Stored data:
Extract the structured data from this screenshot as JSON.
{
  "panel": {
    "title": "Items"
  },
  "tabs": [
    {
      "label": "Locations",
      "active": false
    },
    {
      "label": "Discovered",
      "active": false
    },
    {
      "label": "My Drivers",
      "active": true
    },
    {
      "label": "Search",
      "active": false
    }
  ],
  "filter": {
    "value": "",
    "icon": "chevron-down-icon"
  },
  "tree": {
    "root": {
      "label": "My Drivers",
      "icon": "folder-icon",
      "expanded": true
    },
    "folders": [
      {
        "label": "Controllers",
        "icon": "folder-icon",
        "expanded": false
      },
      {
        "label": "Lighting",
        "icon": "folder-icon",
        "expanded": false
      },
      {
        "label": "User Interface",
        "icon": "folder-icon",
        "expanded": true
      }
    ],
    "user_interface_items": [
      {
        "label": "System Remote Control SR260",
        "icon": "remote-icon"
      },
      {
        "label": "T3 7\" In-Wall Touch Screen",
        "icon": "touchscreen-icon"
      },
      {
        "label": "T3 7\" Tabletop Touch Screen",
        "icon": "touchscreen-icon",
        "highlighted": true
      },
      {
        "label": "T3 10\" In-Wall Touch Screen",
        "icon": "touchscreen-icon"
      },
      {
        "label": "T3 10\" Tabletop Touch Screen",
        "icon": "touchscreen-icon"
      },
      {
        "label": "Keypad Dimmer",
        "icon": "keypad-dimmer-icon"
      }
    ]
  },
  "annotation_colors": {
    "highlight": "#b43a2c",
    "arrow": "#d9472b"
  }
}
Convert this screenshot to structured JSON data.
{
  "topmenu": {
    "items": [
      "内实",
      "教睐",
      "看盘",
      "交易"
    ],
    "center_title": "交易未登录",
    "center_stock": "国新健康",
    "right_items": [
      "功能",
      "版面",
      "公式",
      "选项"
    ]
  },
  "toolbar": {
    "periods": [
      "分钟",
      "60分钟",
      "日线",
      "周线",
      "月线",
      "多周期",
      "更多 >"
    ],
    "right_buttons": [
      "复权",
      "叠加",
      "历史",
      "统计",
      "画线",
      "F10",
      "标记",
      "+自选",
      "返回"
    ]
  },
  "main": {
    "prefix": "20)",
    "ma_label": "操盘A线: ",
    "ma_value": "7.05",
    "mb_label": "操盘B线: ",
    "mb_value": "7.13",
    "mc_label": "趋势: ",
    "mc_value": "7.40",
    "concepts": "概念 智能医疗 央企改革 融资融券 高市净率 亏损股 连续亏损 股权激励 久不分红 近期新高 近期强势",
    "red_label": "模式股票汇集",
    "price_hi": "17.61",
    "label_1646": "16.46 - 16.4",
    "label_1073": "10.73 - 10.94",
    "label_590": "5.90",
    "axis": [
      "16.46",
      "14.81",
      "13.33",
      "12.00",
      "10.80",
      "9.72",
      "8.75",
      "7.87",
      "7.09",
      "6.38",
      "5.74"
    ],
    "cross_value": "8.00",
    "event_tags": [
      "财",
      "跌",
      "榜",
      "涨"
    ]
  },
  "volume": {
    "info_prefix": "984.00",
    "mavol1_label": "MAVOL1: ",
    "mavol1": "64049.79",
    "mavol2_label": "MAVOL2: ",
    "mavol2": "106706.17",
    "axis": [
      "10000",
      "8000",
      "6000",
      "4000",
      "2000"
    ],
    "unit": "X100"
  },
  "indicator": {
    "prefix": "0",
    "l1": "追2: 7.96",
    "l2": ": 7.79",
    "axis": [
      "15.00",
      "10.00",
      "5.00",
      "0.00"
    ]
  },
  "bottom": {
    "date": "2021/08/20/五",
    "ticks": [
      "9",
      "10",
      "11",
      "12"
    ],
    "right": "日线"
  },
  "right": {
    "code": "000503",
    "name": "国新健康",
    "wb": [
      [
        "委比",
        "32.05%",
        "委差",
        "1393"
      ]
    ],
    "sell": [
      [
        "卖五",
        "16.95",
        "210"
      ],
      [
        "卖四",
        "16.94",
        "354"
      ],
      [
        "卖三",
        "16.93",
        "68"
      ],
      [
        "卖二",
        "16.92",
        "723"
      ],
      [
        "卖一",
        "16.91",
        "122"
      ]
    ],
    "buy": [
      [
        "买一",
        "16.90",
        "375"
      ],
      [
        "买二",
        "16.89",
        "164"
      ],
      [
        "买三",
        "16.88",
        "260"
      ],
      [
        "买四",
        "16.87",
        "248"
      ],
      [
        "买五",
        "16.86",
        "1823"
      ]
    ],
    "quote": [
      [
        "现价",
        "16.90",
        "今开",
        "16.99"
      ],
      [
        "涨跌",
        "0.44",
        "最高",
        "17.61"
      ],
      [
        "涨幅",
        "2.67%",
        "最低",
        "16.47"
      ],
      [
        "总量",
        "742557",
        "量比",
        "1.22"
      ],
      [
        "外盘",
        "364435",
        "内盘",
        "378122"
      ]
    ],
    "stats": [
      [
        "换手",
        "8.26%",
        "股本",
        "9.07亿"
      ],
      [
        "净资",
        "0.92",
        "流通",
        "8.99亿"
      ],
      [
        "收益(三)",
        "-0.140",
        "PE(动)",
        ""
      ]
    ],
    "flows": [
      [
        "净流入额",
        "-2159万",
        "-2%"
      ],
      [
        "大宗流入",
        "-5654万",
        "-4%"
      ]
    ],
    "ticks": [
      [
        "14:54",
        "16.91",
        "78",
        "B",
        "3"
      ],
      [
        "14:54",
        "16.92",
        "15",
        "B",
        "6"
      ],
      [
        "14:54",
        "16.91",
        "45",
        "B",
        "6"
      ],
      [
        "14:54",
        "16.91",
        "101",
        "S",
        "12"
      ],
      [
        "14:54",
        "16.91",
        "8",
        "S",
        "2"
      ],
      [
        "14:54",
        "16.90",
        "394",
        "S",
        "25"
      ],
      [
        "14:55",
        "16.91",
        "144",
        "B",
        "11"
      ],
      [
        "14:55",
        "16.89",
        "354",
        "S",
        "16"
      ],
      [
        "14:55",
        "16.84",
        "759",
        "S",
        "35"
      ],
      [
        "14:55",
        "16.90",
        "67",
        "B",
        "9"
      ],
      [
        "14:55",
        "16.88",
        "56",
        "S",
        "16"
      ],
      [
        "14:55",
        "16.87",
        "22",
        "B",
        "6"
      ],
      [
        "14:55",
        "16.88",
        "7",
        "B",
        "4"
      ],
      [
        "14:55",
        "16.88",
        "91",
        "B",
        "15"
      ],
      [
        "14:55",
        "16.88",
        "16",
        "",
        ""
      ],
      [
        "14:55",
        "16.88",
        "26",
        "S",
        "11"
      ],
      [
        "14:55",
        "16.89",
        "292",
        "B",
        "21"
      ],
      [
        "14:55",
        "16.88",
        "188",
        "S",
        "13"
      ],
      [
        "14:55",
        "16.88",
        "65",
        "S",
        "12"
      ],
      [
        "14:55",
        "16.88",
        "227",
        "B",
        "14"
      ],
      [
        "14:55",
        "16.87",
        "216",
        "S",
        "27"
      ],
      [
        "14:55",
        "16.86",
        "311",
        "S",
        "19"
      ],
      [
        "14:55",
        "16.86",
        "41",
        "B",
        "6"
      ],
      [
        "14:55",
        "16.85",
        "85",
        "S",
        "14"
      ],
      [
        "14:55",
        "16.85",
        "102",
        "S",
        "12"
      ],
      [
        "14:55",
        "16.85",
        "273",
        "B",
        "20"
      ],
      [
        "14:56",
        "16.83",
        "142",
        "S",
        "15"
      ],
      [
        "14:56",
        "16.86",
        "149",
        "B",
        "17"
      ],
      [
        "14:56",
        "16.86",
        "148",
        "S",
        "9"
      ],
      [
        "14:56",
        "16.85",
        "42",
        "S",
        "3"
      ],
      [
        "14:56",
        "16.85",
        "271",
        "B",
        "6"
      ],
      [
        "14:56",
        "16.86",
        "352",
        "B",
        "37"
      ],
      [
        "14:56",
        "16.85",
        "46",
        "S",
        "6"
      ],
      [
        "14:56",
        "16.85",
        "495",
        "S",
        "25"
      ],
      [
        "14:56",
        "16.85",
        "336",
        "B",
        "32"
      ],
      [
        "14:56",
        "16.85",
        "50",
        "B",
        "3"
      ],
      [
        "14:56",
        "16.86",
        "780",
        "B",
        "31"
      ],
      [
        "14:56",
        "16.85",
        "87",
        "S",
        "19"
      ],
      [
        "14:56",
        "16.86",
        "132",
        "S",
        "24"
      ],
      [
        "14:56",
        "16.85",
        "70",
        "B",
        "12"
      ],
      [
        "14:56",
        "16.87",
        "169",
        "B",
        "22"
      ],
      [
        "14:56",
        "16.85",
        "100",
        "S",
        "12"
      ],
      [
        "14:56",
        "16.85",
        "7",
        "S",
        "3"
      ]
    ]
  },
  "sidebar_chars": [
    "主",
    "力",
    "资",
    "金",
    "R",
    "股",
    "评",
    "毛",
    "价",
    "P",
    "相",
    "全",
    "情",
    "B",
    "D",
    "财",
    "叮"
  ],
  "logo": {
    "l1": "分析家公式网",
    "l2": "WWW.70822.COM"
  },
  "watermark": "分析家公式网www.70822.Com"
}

* EXERCISE OBJECTIVE:
Within the data above, pick out all lines holding the word "expanded".

* ANSWER FOR THIS EXERCISE:
      "expanded": true
        "expanded": false
        "expanded": false
        "expanded": true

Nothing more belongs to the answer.